**Dataset records:**
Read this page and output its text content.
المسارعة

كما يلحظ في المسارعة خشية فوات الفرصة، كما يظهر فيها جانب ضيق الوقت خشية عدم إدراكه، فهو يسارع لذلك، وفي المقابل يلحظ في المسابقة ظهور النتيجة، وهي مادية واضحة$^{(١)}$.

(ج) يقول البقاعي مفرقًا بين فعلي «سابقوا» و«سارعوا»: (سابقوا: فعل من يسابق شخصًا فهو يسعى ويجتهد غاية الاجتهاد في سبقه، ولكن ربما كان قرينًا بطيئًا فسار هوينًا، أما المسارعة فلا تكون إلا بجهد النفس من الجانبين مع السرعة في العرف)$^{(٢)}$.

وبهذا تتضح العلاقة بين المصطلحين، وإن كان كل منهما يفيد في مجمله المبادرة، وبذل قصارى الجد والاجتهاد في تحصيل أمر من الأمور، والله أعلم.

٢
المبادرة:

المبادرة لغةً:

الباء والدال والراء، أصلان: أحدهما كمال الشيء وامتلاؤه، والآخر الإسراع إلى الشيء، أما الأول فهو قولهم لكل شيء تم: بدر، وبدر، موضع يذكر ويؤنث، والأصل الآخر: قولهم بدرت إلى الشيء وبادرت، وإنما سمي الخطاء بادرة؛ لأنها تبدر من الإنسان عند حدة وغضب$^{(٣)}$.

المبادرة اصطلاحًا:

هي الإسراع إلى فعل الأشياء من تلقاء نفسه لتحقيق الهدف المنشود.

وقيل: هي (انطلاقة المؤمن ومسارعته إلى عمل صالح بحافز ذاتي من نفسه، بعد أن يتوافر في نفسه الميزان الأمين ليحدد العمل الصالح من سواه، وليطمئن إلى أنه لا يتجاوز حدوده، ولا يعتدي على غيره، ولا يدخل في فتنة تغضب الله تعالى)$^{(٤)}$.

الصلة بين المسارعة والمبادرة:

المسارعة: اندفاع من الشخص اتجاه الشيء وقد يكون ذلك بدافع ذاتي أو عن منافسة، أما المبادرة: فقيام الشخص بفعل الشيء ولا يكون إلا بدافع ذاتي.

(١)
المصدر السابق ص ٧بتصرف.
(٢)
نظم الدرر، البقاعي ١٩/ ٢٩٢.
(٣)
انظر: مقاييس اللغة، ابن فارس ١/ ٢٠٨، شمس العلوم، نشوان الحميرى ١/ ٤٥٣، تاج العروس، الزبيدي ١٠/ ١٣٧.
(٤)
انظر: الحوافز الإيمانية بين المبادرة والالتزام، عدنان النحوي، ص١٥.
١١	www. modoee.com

**Written task:**
Your task is to pick out every line with the string "ذاتي" and copy it.

**Answer for the task:**
وقيل: هي (انطلاقة المؤمن ومسارعته إلى عمل صالح بحافز ذاتي من نفسه، بعد أن يتوافر في نفسه الميزان الأمين ليحدد العمل الصالح من سواه، وليطمئن إلى أنه لا يتجاوز حدوده، ولا يعتدي على غيره، ولا يدخل في فتنة تغضب الله تعالى)$^{(٤)}$.
المسارعة: اندفاع من الشخص اتجاه الشيء وقد يكون ذلك بدافع ذاتي أو عن منافسة، أما المبادرة: فقيام الشخص بفعل الشيء ولا يكون إلا بدافع ذاتي.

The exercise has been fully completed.